[Dataset excerpts]
_ _ _ _
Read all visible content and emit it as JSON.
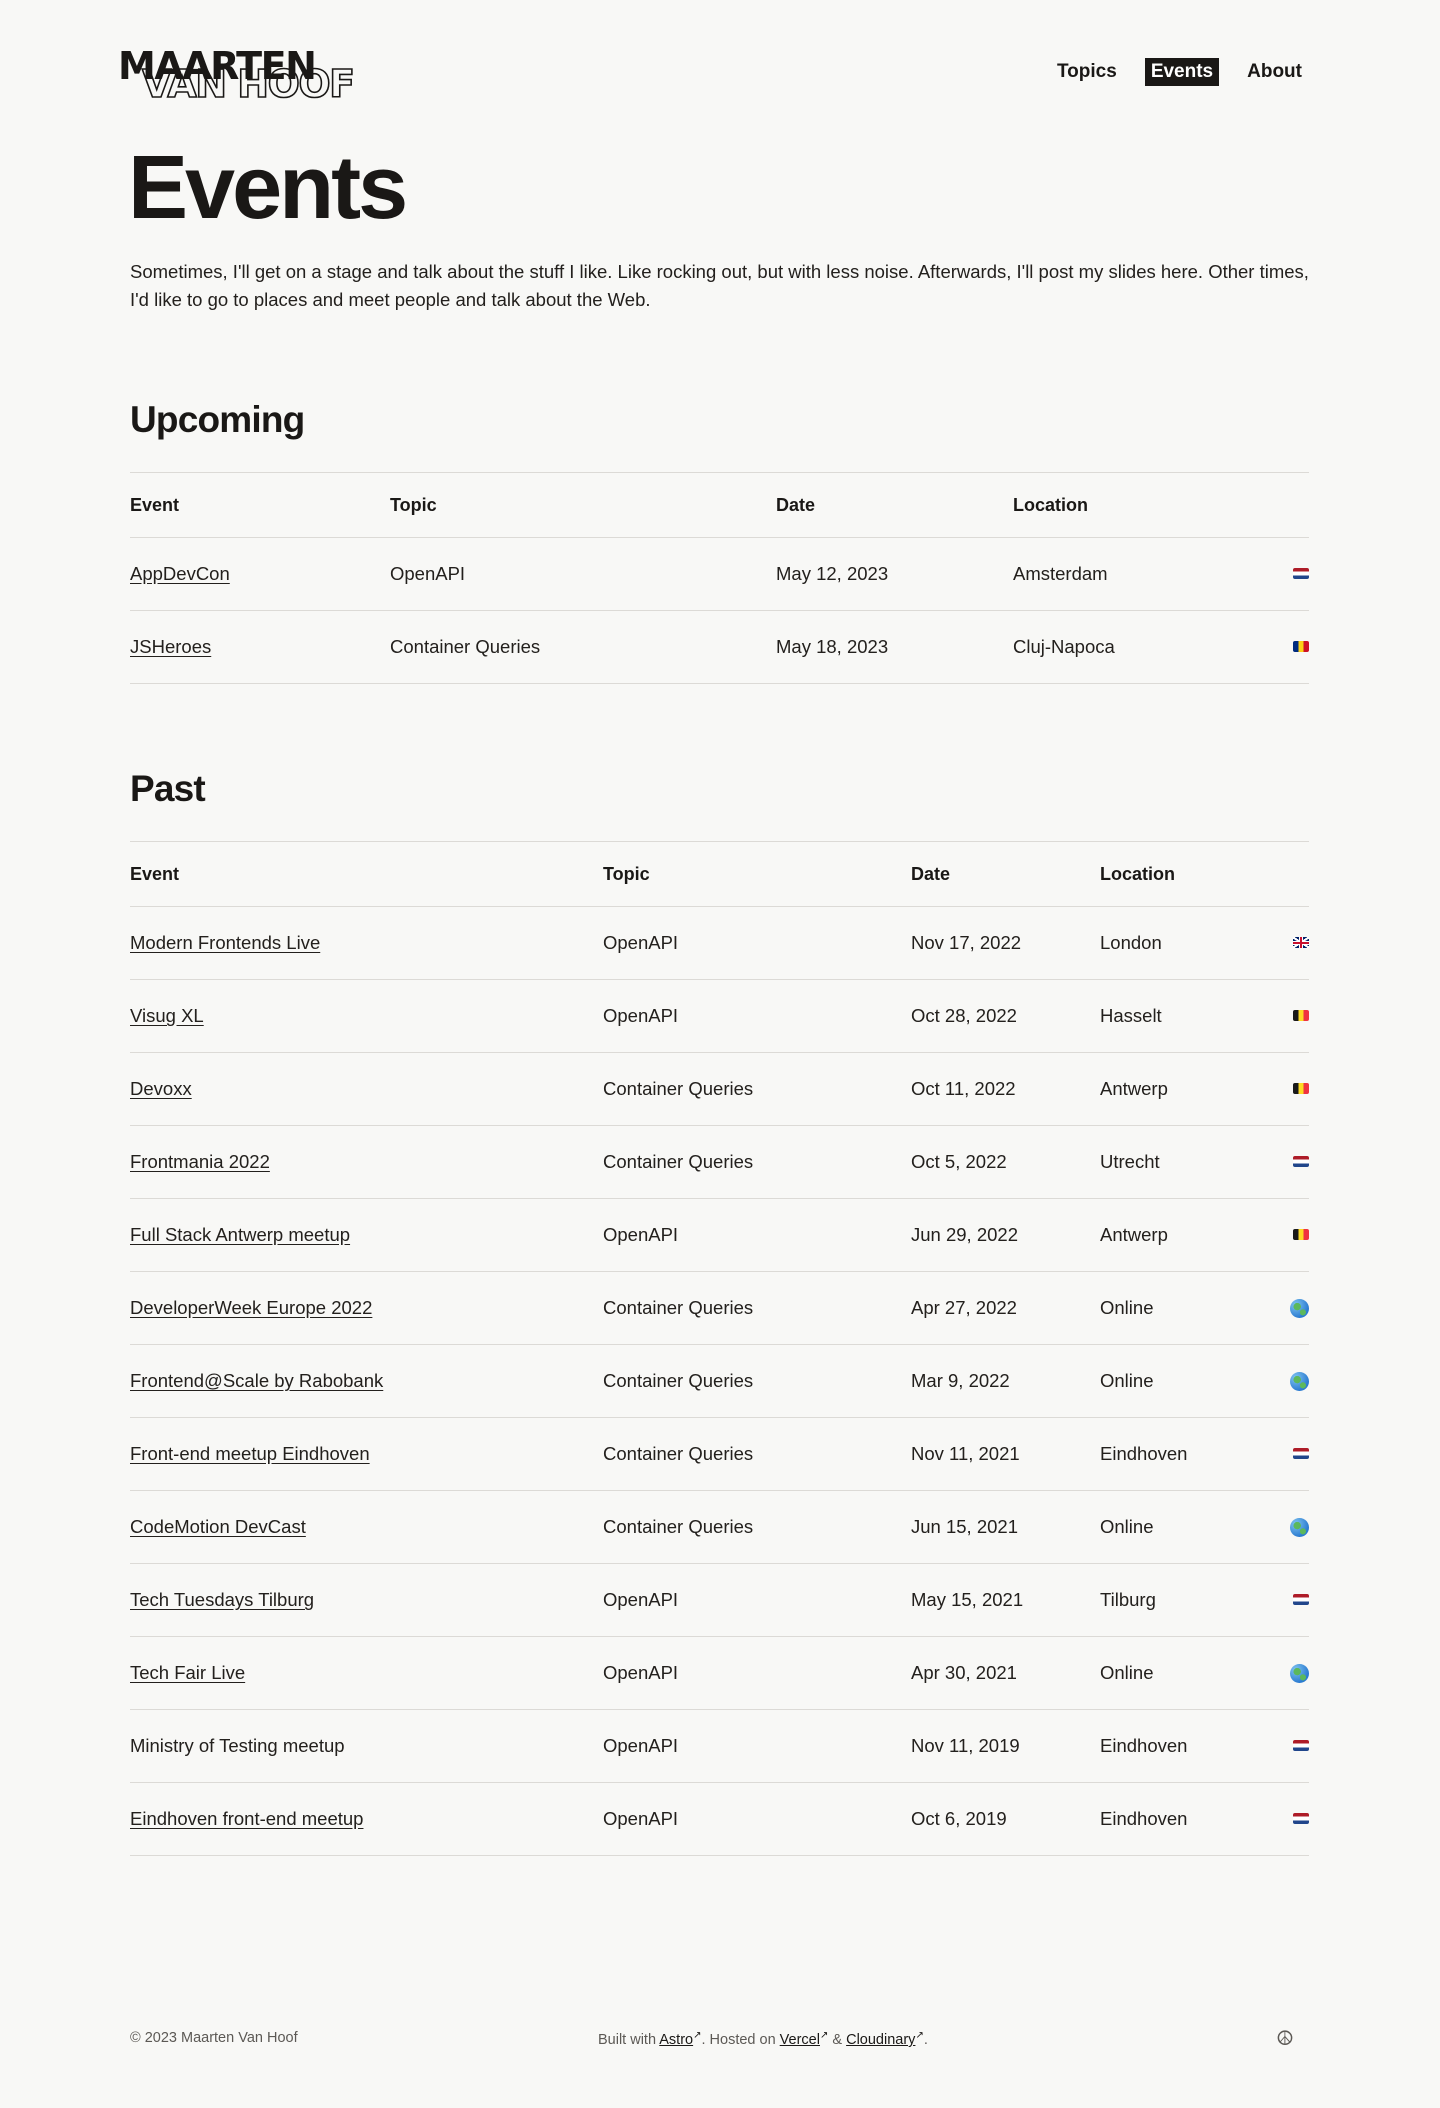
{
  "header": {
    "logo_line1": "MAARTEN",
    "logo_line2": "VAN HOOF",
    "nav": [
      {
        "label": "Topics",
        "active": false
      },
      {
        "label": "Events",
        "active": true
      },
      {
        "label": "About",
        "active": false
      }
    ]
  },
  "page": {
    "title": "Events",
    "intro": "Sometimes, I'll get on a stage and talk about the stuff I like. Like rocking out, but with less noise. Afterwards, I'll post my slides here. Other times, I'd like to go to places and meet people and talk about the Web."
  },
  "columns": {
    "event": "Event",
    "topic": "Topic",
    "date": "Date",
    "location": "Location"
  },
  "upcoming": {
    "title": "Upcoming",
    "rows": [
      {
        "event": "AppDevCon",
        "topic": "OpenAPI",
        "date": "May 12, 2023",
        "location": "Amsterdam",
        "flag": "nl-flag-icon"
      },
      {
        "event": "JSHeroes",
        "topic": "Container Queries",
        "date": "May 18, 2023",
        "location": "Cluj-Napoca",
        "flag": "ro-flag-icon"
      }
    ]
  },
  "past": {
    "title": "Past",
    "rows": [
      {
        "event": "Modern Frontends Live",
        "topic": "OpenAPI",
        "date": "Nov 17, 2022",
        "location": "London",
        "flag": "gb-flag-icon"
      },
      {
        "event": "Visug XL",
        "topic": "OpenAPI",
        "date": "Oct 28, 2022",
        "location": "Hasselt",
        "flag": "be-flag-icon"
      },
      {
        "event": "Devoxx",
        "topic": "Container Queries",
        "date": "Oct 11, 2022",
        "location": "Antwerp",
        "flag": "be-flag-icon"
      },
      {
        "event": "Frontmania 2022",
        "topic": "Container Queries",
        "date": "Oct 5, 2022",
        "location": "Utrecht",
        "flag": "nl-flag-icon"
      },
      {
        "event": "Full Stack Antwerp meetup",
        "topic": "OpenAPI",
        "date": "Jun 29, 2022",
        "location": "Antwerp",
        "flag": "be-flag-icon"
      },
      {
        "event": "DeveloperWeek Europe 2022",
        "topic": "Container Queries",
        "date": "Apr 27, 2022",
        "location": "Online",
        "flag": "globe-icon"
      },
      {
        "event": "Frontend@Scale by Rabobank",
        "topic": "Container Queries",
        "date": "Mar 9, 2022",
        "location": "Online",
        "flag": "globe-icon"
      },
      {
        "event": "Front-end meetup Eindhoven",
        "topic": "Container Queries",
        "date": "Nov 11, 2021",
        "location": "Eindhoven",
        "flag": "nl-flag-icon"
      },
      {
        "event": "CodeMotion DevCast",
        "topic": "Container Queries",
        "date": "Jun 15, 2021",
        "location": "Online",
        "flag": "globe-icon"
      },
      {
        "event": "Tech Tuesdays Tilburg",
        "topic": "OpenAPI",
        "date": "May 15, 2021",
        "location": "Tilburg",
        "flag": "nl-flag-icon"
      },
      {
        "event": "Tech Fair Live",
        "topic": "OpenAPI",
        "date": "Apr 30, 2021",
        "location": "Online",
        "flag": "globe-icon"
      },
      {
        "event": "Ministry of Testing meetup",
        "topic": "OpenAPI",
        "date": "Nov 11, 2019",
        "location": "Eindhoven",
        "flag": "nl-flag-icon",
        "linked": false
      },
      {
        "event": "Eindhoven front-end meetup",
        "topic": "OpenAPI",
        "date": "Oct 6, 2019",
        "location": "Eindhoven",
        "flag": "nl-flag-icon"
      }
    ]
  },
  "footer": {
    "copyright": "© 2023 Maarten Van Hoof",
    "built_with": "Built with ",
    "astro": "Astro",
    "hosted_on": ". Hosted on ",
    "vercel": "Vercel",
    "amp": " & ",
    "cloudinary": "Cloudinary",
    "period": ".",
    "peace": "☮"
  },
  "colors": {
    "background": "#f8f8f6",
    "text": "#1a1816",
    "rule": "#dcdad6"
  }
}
_ _ _ _
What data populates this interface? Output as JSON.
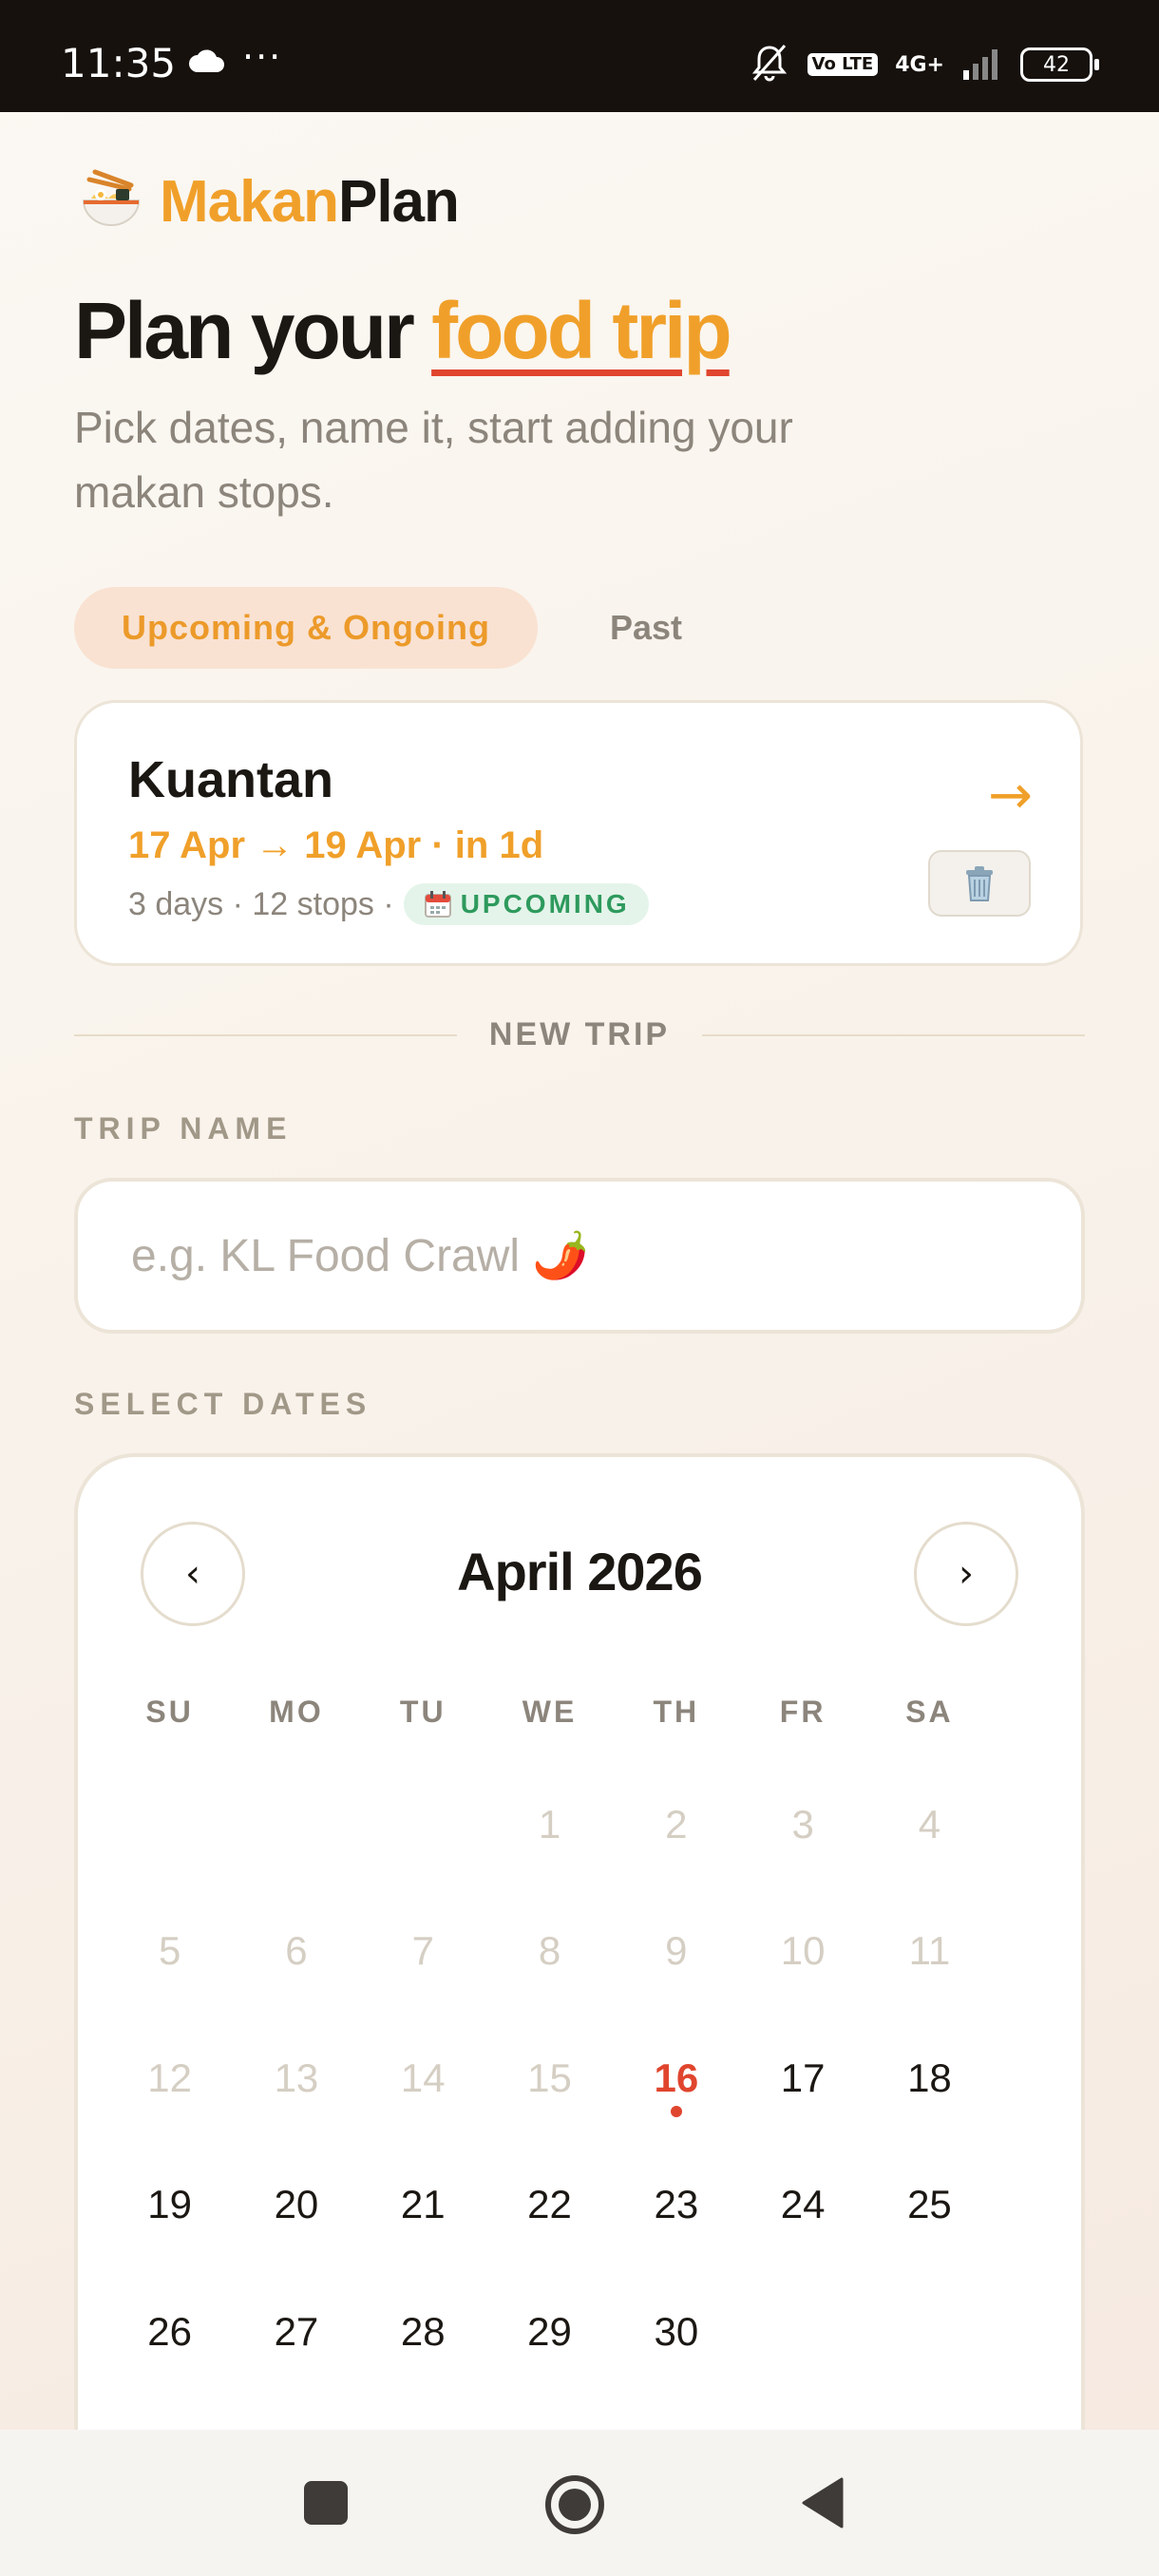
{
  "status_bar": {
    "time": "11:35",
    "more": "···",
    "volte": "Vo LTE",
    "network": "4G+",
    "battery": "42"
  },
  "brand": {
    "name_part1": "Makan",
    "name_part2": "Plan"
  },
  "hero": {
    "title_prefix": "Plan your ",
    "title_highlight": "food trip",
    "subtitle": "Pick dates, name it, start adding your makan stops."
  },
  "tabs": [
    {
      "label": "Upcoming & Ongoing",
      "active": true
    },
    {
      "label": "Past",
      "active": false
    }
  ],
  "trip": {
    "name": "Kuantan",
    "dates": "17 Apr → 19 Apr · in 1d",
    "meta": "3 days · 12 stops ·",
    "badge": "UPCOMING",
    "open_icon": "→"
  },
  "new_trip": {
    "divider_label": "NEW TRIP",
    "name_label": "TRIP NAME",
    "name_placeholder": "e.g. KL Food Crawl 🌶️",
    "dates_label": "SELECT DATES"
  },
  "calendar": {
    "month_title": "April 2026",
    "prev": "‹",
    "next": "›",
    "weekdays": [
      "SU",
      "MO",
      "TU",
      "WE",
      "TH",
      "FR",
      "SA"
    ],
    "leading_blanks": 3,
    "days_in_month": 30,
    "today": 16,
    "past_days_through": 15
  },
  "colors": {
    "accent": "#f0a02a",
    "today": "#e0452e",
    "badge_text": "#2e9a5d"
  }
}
_ _ _ _
## Your goal
Where a line above holds the string "active", show that line.

## Task result
        "active": false
        "active": true
        "active": false
      "active": true
      "active": false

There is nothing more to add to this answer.